▶ _What you are asked to do_
The records that follow need to be output exactly as they are.

▶ _Data for the task_
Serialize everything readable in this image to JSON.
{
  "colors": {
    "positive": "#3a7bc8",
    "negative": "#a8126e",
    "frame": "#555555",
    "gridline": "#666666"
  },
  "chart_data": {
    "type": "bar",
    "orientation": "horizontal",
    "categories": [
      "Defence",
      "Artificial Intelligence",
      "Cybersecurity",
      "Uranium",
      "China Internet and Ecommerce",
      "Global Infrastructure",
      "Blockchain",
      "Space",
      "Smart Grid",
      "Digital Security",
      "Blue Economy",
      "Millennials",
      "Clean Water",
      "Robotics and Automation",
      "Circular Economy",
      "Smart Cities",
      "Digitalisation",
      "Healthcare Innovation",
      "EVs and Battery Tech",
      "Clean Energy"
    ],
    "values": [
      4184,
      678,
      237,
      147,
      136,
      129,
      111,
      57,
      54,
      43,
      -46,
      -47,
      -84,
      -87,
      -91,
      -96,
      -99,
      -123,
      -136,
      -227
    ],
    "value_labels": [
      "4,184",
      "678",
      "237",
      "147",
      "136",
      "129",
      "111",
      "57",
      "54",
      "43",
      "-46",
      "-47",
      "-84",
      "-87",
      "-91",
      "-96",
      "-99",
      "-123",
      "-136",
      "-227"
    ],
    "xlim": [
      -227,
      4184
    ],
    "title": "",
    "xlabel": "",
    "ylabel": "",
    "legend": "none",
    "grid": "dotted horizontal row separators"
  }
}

▶ _Solution for this task_
Serialize everything readable in this image to JSON.
{
  "colors": {
    "positive": "#3a7bc8",
    "negative": "#a8126e",
    "frame": "#555555",
    "gridline": "#666666"
  },
  "chart_data": {
    "type": "bar",
    "orientation": "horizontal",
    "categories": [
      "Defence",
      "Artificial Intelligence",
      "Cybersecurity",
      "Uranium",
      "China Internet and Ecommerce",
      "Global Infrastructure",
      "Blockchain",
      "Space",
      "Smart Grid",
      "Digital Security",
      "Blue Economy",
      "Millennials",
      "Clean Water",
      "Robotics and Automation",
      "Circular Economy",
      "Smart Cities",
      "Digitalisation",
      "Healthcare Innovation",
      "EVs and Battery Tech",
      "Clean Energy"
    ],
    "values": [
      4184,
      678,
      237,
      147,
      136,
      129,
      111,
      57,
      54,
      43,
      -46,
      -47,
      -84,
      -87,
      -91,
      -96,
      -99,
      -123,
      -136,
      -227
    ],
    "value_labels": [
      "4,184",
      "678",
      "237",
      "147",
      "136",
      "129",
      "111",
      "57",
      "54",
      "43",
      "-46",
      "-47",
      "-84",
      "-87",
      "-91",
      "-96",
      "-99",
      "-123",
      "-136",
      "-227"
    ],
    "xlim": [
      -227,
      4184
    ],
    "title": "",
    "xlabel": "",
    "ylabel": "",
    "legend": "none",
    "grid": "dotted horizontal row separators"
  }
}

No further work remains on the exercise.